In the copy, keep every record exact and leave out all images.

[BEGIN GIVEN INFORMATION]

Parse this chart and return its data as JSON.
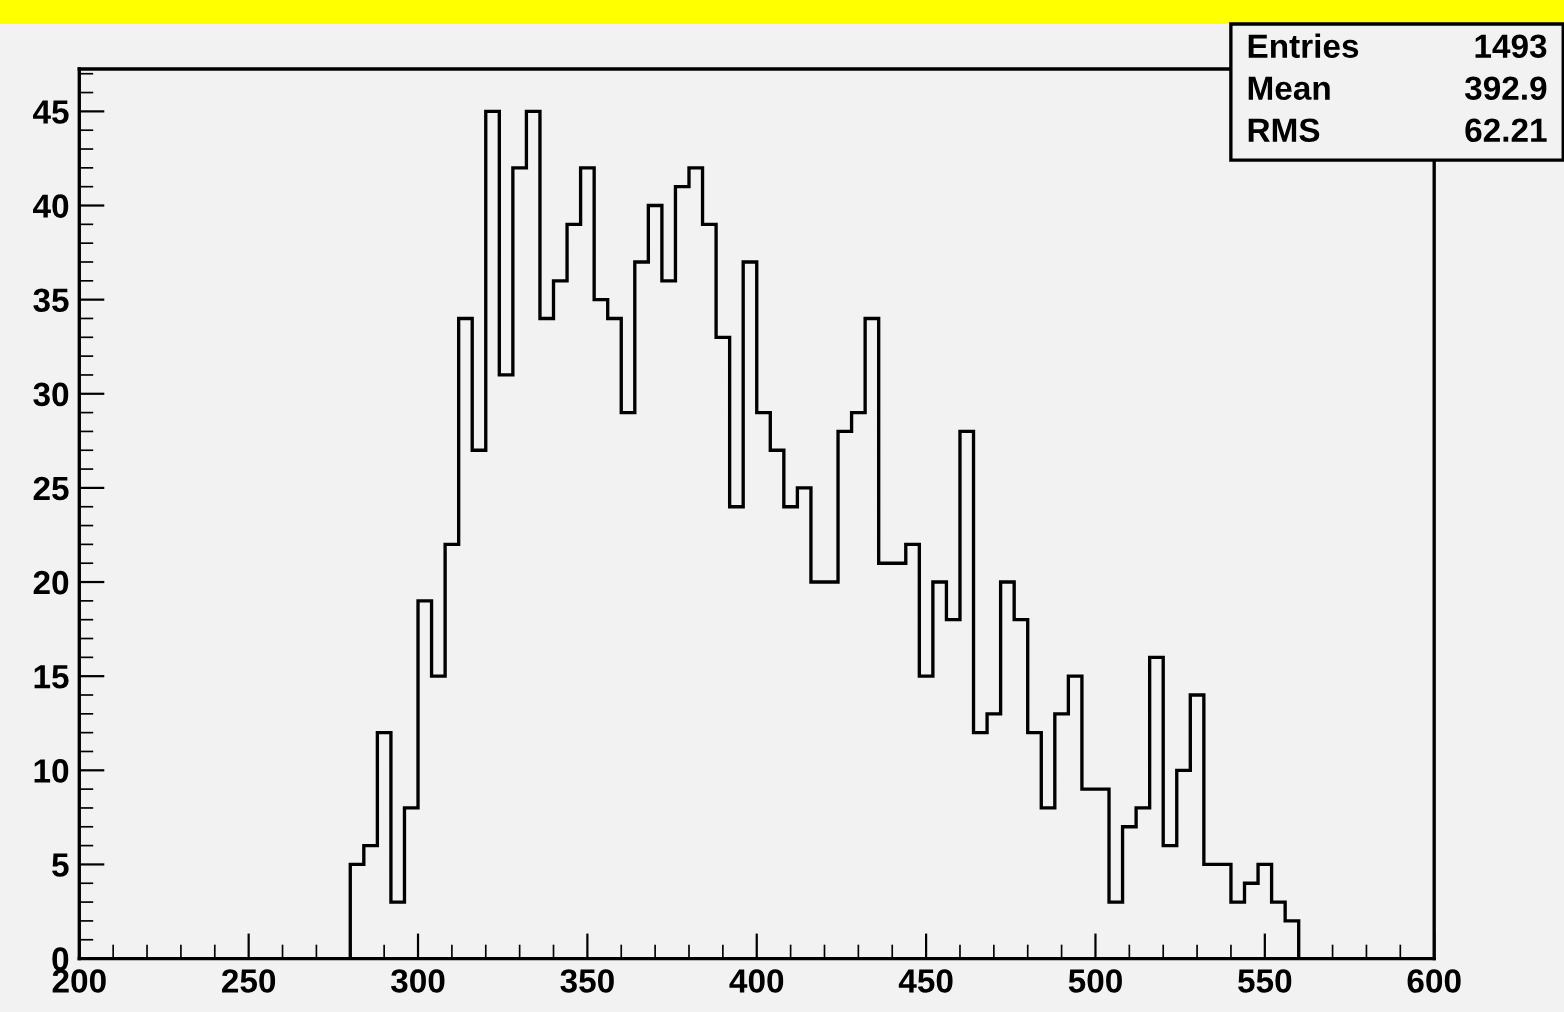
{
  "chart_data": {
    "type": "histogram",
    "bins": [
      280,
      284,
      288,
      292,
      296,
      300,
      304,
      308,
      312,
      316,
      320,
      324,
      328,
      332,
      336,
      340,
      344,
      348,
      352,
      356,
      360,
      364,
      368,
      372,
      376,
      380,
      384,
      388,
      392,
      396,
      400,
      404,
      408,
      412,
      416,
      420,
      424,
      428,
      432,
      436,
      440,
      444,
      448,
      452,
      456,
      460,
      464,
      468,
      472,
      476,
      480,
      484,
      488,
      492,
      496,
      500,
      504,
      508,
      512,
      516,
      520,
      524,
      528,
      532,
      536,
      540,
      544,
      548,
      552,
      556,
      560
    ],
    "values": [
      5,
      6,
      12,
      3,
      8,
      19,
      15,
      22,
      34,
      27,
      45,
      31,
      42,
      45,
      34,
      36,
      39,
      42,
      35,
      34,
      29,
      37,
      40,
      36,
      41,
      42,
      39,
      33,
      24,
      37,
      29,
      27,
      24,
      25,
      20,
      20,
      28,
      29,
      34,
      21,
      21,
      22,
      15,
      20,
      18,
      28,
      12,
      13,
      20,
      18,
      12,
      8,
      13,
      15,
      9,
      9,
      3,
      7,
      8,
      16,
      6,
      10,
      14,
      5,
      5,
      3,
      4,
      5,
      3,
      2
    ],
    "color": "#000000",
    "xlim": [
      200,
      600
    ],
    "xticks": [
      200,
      250,
      300,
      350,
      400,
      450,
      500,
      550,
      600
    ],
    "ylim": [
      0,
      47.25
    ],
    "yticks": [
      0,
      5,
      10,
      15,
      20,
      25,
      30,
      35,
      40,
      45
    ],
    "grid": false,
    "annotations": [
      "Entries",
      "1493",
      "Mean",
      "392.9",
      "RMS",
      "62.21"
    ]
  }
}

[END GIVEN INFORMATION]

• **THE OUTPUT**:
Parse this chart and return its data as JSON.
{
  "chart_data": {
    "type": "histogram",
    "bins": [
      280,
      284,
      288,
      292,
      296,
      300,
      304,
      308,
      312,
      316,
      320,
      324,
      328,
      332,
      336,
      340,
      344,
      348,
      352,
      356,
      360,
      364,
      368,
      372,
      376,
      380,
      384,
      388,
      392,
      396,
      400,
      404,
      408,
      412,
      416,
      420,
      424,
      428,
      432,
      436,
      440,
      444,
      448,
      452,
      456,
      460,
      464,
      468,
      472,
      476,
      480,
      484,
      488,
      492,
      496,
      500,
      504,
      508,
      512,
      516,
      520,
      524,
      528,
      532,
      536,
      540,
      544,
      548,
      552,
      556,
      560
    ],
    "values": [
      5,
      6,
      12,
      3,
      8,
      19,
      15,
      22,
      34,
      27,
      45,
      31,
      42,
      45,
      34,
      36,
      39,
      42,
      35,
      34,
      29,
      37,
      40,
      36,
      41,
      42,
      39,
      33,
      24,
      37,
      29,
      27,
      24,
      25,
      20,
      20,
      28,
      29,
      34,
      21,
      21,
      22,
      15,
      20,
      18,
      28,
      12,
      13,
      20,
      18,
      12,
      8,
      13,
      15,
      9,
      9,
      3,
      7,
      8,
      16,
      6,
      10,
      14,
      5,
      5,
      3,
      4,
      5,
      3,
      2
    ],
    "color": "#000000",
    "xlim": [
      200,
      600
    ],
    "xticks": [
      200,
      250,
      300,
      350,
      400,
      450,
      500,
      550,
      600
    ],
    "ylim": [
      0,
      47.25
    ],
    "yticks": [
      0,
      5,
      10,
      15,
      20,
      25,
      30,
      35,
      40,
      45
    ],
    "grid": false,
    "annotations": [
      "Entries",
      "1493",
      "Mean",
      "392.9",
      "RMS",
      "62.21"
    ]
  }
}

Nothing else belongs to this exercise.